■ **TASK GOAL**: In your copy, include every line of the listing below exactly but none of the pictures.

## start TASK INPUTS

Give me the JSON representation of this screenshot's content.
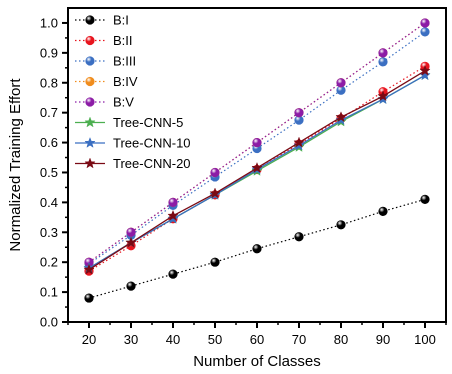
{
  "chart_data": {
    "type": "line",
    "xlabel": "Number of Classes",
    "ylabel": "Normalized Training Effort",
    "xlim": [
      15,
      105
    ],
    "ylim": [
      0.0,
      1.05
    ],
    "xticks": [
      20,
      30,
      40,
      50,
      60,
      70,
      80,
      90,
      100
    ],
    "yticks": [
      0.0,
      0.1,
      0.2,
      0.3,
      0.4,
      0.5,
      0.6,
      0.7,
      0.8,
      0.9,
      1.0
    ],
    "xtick_labels": [
      "20",
      "30",
      "40",
      "50",
      "60",
      "70",
      "80",
      "90",
      "100"
    ],
    "ytick_labels": [
      "0.0",
      "0.1",
      "0.2",
      "0.3",
      "0.4",
      "0.5",
      "0.6",
      "0.7",
      "0.8",
      "0.9",
      "1.0"
    ],
    "grid": false,
    "legend_position": "top-left",
    "x": [
      20,
      30,
      40,
      50,
      60,
      70,
      80,
      90,
      100
    ],
    "series": [
      {
        "name": "B:I",
        "color": "#000000",
        "style": "dotted",
        "marker": "circle",
        "values": [
          0.08,
          0.12,
          0.16,
          0.2,
          0.245,
          0.285,
          0.325,
          0.37,
          0.41
        ]
      },
      {
        "name": "B:II",
        "color": "#e8141e",
        "style": "dotted",
        "marker": "circle",
        "values": [
          0.17,
          0.255,
          0.345,
          0.425,
          0.51,
          0.595,
          0.68,
          0.77,
          0.855
        ]
      },
      {
        "name": "B:III",
        "color": "#3b6fc2",
        "style": "dotted",
        "marker": "circle",
        "values": [
          0.195,
          0.29,
          0.39,
          0.485,
          0.58,
          0.675,
          0.775,
          0.87,
          0.97
        ]
      },
      {
        "name": "B:IV",
        "color": "#f08c1c",
        "style": "dotted",
        "marker": "circle",
        "values": [
          0.2,
          0.3,
          0.4,
          0.5,
          0.6,
          0.7,
          0.8,
          0.9,
          1.0
        ]
      },
      {
        "name": "B:V",
        "color": "#8c1ca6",
        "style": "dotted",
        "marker": "circle",
        "values": [
          0.2,
          0.3,
          0.4,
          0.5,
          0.6,
          0.7,
          0.8,
          0.9,
          1.0
        ]
      },
      {
        "name": "Tree-CNN-5",
        "color": "#4caf50",
        "style": "solid",
        "marker": "star",
        "values": [
          0.18,
          0.265,
          0.345,
          0.425,
          0.505,
          0.585,
          0.67,
          0.745,
          0.825
        ]
      },
      {
        "name": "Tree-CNN-10",
        "color": "#3b6fc2",
        "style": "solid",
        "marker": "star",
        "values": [
          0.18,
          0.265,
          0.345,
          0.425,
          0.51,
          0.59,
          0.675,
          0.745,
          0.825
        ]
      },
      {
        "name": "Tree-CNN-20",
        "color": "#7a0a14",
        "style": "solid",
        "marker": "star",
        "values": [
          0.175,
          0.265,
          0.355,
          0.43,
          0.515,
          0.6,
          0.685,
          0.755,
          0.84
        ]
      }
    ]
  }
}
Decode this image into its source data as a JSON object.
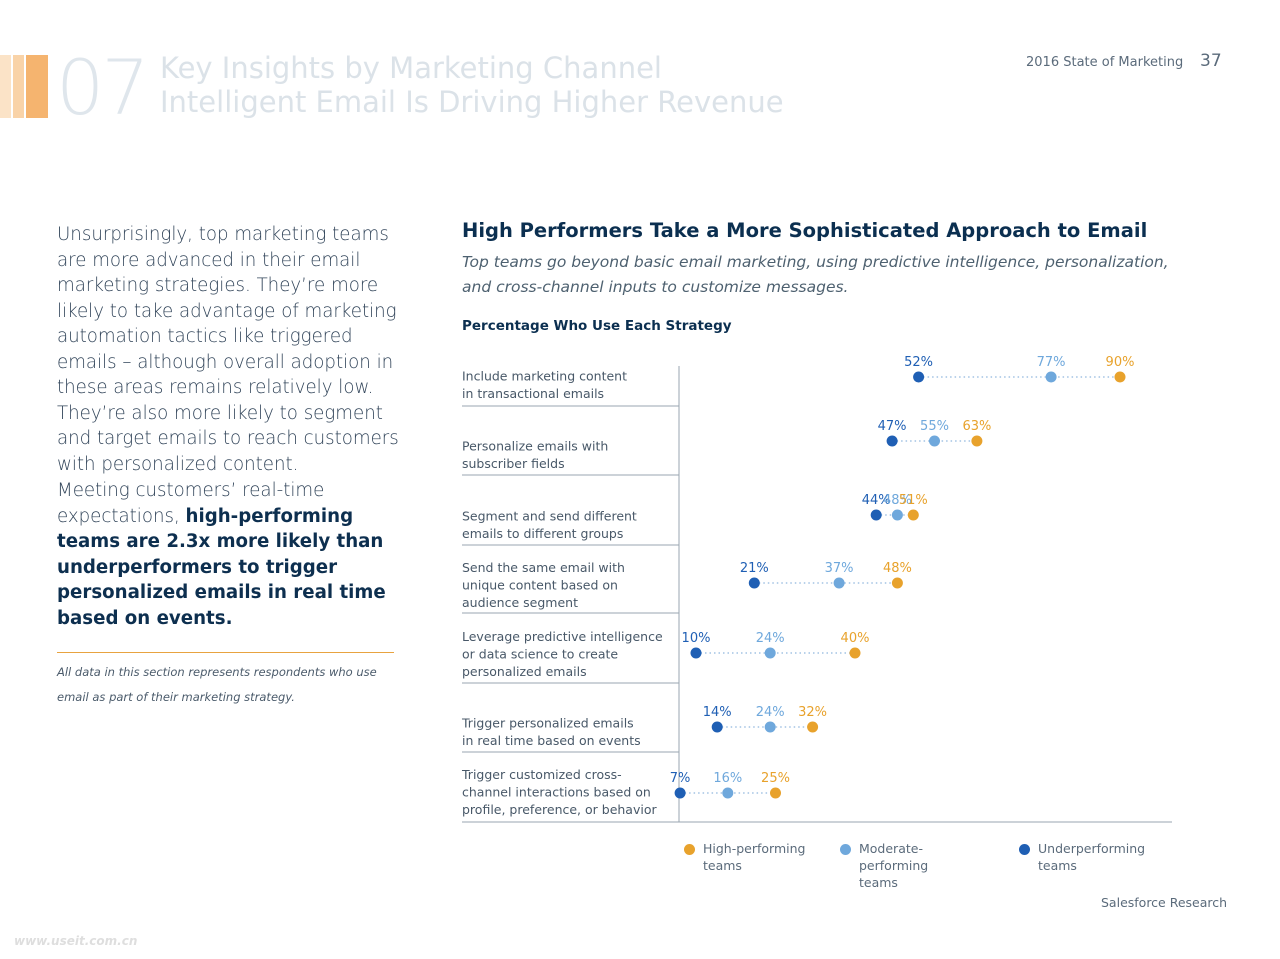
{
  "header": {
    "section_number": "07",
    "title": "Key Insights by Marketing Channel",
    "subtitle": "Intelligent Email Is Driving Higher Revenue",
    "report_name": "2016 State of Marketing",
    "page_number": "37",
    "accent_colors": [
      "#fbe3c7",
      "#f9d3a8",
      "#f5b46f"
    ]
  },
  "left": {
    "intro": "Unsurprisingly, top marketing teams are more advanced in their email marketing strategies. They’re more likely to take advantage of marketing automation tactics like triggered emails – although overall adoption in these areas remains relatively low. They’re also more likely to segment and target emails to reach customers with personalized content.",
    "callout_lead": "Meeting customers’ real-time expectations, ",
    "callout_bold": "high-performing teams are 2.3x more likely than underperformers to trigger personalized emails in real time based on events.",
    "footnote": "All data in this section represents respondents who use email as part of their marketing strategy."
  },
  "chart_header": {
    "title": "High Performers Take a More Sophisticated Approach to Email",
    "subtitle": "Top teams go beyond basic email marketing, using predictive intelligence, personalization, and cross-channel inputs to customize messages.",
    "heading": "Percentage Who Use Each Strategy"
  },
  "chart_data": {
    "type": "scatter",
    "title": "Percentage Who Use Each Strategy",
    "categories": [
      [
        "Include marketing content",
        "in transactional emails"
      ],
      [
        "Personalize emails with",
        "subscriber fields"
      ],
      [
        "Segment and send different",
        "emails to different groups"
      ],
      [
        "Send the same email with",
        "unique content based on",
        "audience segment"
      ],
      [
        "Leverage predictive intelligence",
        "or data science to create",
        "personalized emails"
      ],
      [
        "Trigger personalized emails",
        "in real time based on events"
      ],
      [
        "Trigger customized cross-",
        "channel interactions based on",
        "profile, preference, or behavior"
      ]
    ],
    "series": [
      {
        "name": "Underperforming teams",
        "color": "#1f5fb4",
        "values": [
          52,
          47,
          44,
          21,
          10,
          14,
          7
        ],
        "labels": [
          "52%",
          "47%",
          "44%",
          "21%",
          "10%",
          "14%",
          "7%"
        ]
      },
      {
        "name": "Moderate-performing teams",
        "color": "#6fa8dc",
        "values": [
          77,
          55,
          48,
          37,
          24,
          24,
          16
        ],
        "labels": [
          "77%",
          "55%",
          "48%",
          "37%",
          "24%",
          "24%",
          "16%"
        ]
      },
      {
        "name": "High-performing teams",
        "color": "#e8a22c",
        "values": [
          90,
          63,
          51,
          48,
          40,
          32,
          25
        ],
        "labels": [
          "90%",
          "63%",
          "51%",
          "48%",
          "40%",
          "32%",
          "25%"
        ]
      }
    ],
    "xlim": [
      0,
      100
    ],
    "grid": false,
    "legend_position": "bottom"
  },
  "legend": [
    {
      "line1": "High-performing",
      "line2": "teams",
      "color": "#e8a22c"
    },
    {
      "line1": "Moderate-performing",
      "line2": "teams",
      "color": "#6fa8dc"
    },
    {
      "line1": "Underperforming",
      "line2": "teams",
      "color": "#1f5fb4"
    }
  ],
  "footer": {
    "brand": "Salesforce Research",
    "watermark": "www.useit.com.cn"
  }
}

## end TASK INPUTS

■ **RESPONSE**:
Give me the JSON representation of this screenshot's content.
{
  "chart_data": {
    "type": "line",
    "xlabel": "Number of Classes",
    "ylabel": "Normalized Training Effort",
    "xlim": [
      15,
      105
    ],
    "ylim": [
      0.0,
      1.05
    ],
    "xticks": [
      20,
      30,
      40,
      50,
      60,
      70,
      80,
      90,
      100
    ],
    "yticks": [
      0.0,
      0.1,
      0.2,
      0.3,
      0.4,
      0.5,
      0.6,
      0.7,
      0.8,
      0.9,
      1.0
    ],
    "xtick_labels": [
      "20",
      "30",
      "40",
      "50",
      "60",
      "70",
      "80",
      "90",
      "100"
    ],
    "ytick_labels": [
      "0.0",
      "0.1",
      "0.2",
      "0.3",
      "0.4",
      "0.5",
      "0.6",
      "0.7",
      "0.8",
      "0.9",
      "1.0"
    ],
    "grid": false,
    "legend_position": "top-left",
    "x": [
      20,
      30,
      40,
      50,
      60,
      70,
      80,
      90,
      100
    ],
    "series": [
      {
        "name": "B:I",
        "color": "#000000",
        "style": "dotted",
        "marker": "circle",
        "values": [
          0.08,
          0.12,
          0.16,
          0.2,
          0.245,
          0.285,
          0.325,
          0.37,
          0.41
        ]
      },
      {
        "name": "B:II",
        "color": "#e8141e",
        "style": "dotted",
        "marker": "circle",
        "values": [
          0.17,
          0.255,
          0.345,
          0.425,
          0.51,
          0.595,
          0.68,
          0.77,
          0.855
        ]
      },
      {
        "name": "B:III",
        "color": "#3b6fc2",
        "style": "dotted",
        "marker": "circle",
        "values": [
          0.195,
          0.29,
          0.39,
          0.485,
          0.58,
          0.675,
          0.775,
          0.87,
          0.97
        ]
      },
      {
        "name": "B:IV",
        "color": "#f08c1c",
        "style": "dotted",
        "marker": "circle",
        "values": [
          0.2,
          0.3,
          0.4,
          0.5,
          0.6,
          0.7,
          0.8,
          0.9,
          1.0
        ]
      },
      {
        "name": "B:V",
        "color": "#8c1ca6",
        "style": "dotted",
        "marker": "circle",
        "values": [
          0.2,
          0.3,
          0.4,
          0.5,
          0.6,
          0.7,
          0.8,
          0.9,
          1.0
        ]
      },
      {
        "name": "Tree-CNN-5",
        "color": "#4caf50",
        "style": "solid",
        "marker": "star",
        "values": [
          0.18,
          0.265,
          0.345,
          0.425,
          0.505,
          0.585,
          0.67,
          0.745,
          0.825
        ]
      },
      {
        "name": "Tree-CNN-10",
        "color": "#3b6fc2",
        "style": "solid",
        "marker": "star",
        "values": [
          0.18,
          0.265,
          0.345,
          0.425,
          0.51,
          0.59,
          0.675,
          0.745,
          0.825
        ]
      },
      {
        "name": "Tree-CNN-20",
        "color": "#7a0a14",
        "style": "solid",
        "marker": "star",
        "values": [
          0.175,
          0.265,
          0.355,
          0.43,
          0.515,
          0.6,
          0.685,
          0.755,
          0.84
        ]
      }
    ]
  }
}
Decode this image into its source data as a JSON object.
{
  "header": {
    "section_number": "07",
    "title": "Key Insights by Marketing Channel",
    "subtitle": "Intelligent Email Is Driving Higher Revenue",
    "report_name": "2016 State of Marketing",
    "page_number": "37",
    "accent_colors": [
      "#fbe3c7",
      "#f9d3a8",
      "#f5b46f"
    ]
  },
  "left": {
    "intro": "Unsurprisingly, top marketing teams are more advanced in their email marketing strategies. They’re more likely to take advantage of marketing automation tactics like triggered emails – although overall adoption in these areas remains relatively low. They’re also more likely to segment and target emails to reach customers with personalized content.",
    "callout_lead": "Meeting customers’ real-time expectations, ",
    "callout_bold": "high-performing teams are 2.3x more likely than underperformers to trigger personalized emails in real time based on events.",
    "footnote": "All data in this section represents respondents who use email as part of their marketing strategy."
  },
  "chart_header": {
    "title": "High Performers Take a More Sophisticated Approach to Email",
    "subtitle": "Top teams go beyond basic email marketing, using predictive intelligence, personalization, and cross-channel inputs to customize messages.",
    "heading": "Percentage Who Use Each Strategy"
  },
  "chart_data": {
    "type": "scatter",
    "title": "Percentage Who Use Each Strategy",
    "categories": [
      [
        "Include marketing content",
        "in transactional emails"
      ],
      [
        "Personalize emails with",
        "subscriber fields"
      ],
      [
        "Segment and send different",
        "emails to different groups"
      ],
      [
        "Send the same email with",
        "unique content based on",
        "audience segment"
      ],
      [
        "Leverage predictive intelligence",
        "or data science to create",
        "personalized emails"
      ],
      [
        "Trigger personalized emails",
        "in real time based on events"
      ],
      [
        "Trigger customized cross-",
        "channel interactions based on",
        "profile, preference, or behavior"
      ]
    ],
    "series": [
      {
        "name": "Underperforming teams",
        "color": "#1f5fb4",
        "values": [
          52,
          47,
          44,
          21,
          10,
          14,
          7
        ],
        "labels": [
          "52%",
          "47%",
          "44%",
          "21%",
          "10%",
          "14%",
          "7%"
        ]
      },
      {
        "name": "Moderate-performing teams",
        "color": "#6fa8dc",
        "values": [
          77,
          55,
          48,
          37,
          24,
          24,
          16
        ],
        "labels": [
          "77%",
          "55%",
          "48%",
          "37%",
          "24%",
          "24%",
          "16%"
        ]
      },
      {
        "name": "High-performing teams",
        "color": "#e8a22c",
        "values": [
          90,
          63,
          51,
          48,
          40,
          32,
          25
        ],
        "labels": [
          "90%",
          "63%",
          "51%",
          "48%",
          "40%",
          "32%",
          "25%"
        ]
      }
    ],
    "xlim": [
      0,
      100
    ],
    "grid": false,
    "legend_position": "bottom"
  },
  "legend": [
    {
      "line1": "High-performing",
      "line2": "teams",
      "color": "#e8a22c"
    },
    {
      "line1": "Moderate-performing",
      "line2": "teams",
      "color": "#6fa8dc"
    },
    {
      "line1": "Underperforming",
      "line2": "teams",
      "color": "#1f5fb4"
    }
  ],
  "footer": {
    "brand": "Salesforce Research",
    "watermark": "www.useit.com.cn"
  }
}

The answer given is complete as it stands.